▶ **Stored records**

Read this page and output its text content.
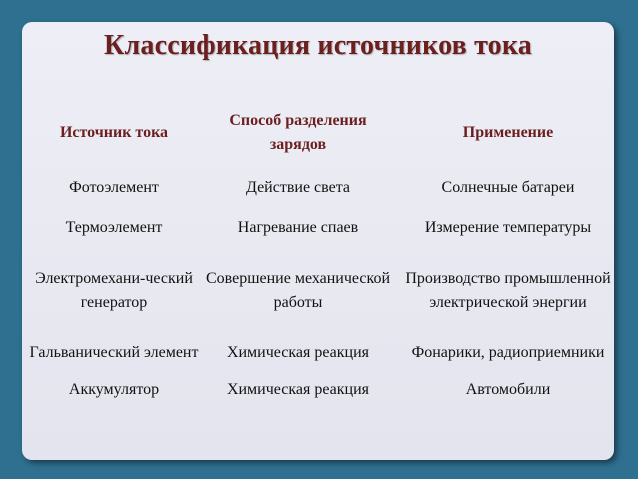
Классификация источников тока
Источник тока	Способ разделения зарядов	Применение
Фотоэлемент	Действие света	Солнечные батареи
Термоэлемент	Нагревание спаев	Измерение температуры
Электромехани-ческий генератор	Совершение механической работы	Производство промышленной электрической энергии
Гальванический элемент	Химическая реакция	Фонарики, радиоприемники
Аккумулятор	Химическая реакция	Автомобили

▶ **CHALLENGE**
Print out the whole of the material word for word, without pictures.

▶ **THE SOLUTION**
Read this page and output its text content.
Классификация источников тока
Источник тока	Способ разделения зарядов	Применение
Фотоэлемент	Действие света	Солнечные батареи
Термоэлемент	Нагревание спаев	Измерение температуры
Электромехани-ческий генератор	Совершение механической работы	Производство промышленной электрической энергии
Гальванический элемент	Химическая реакция	Фонарики, радиоприемники
Аккумулятор	Химическая реакция	Автомобили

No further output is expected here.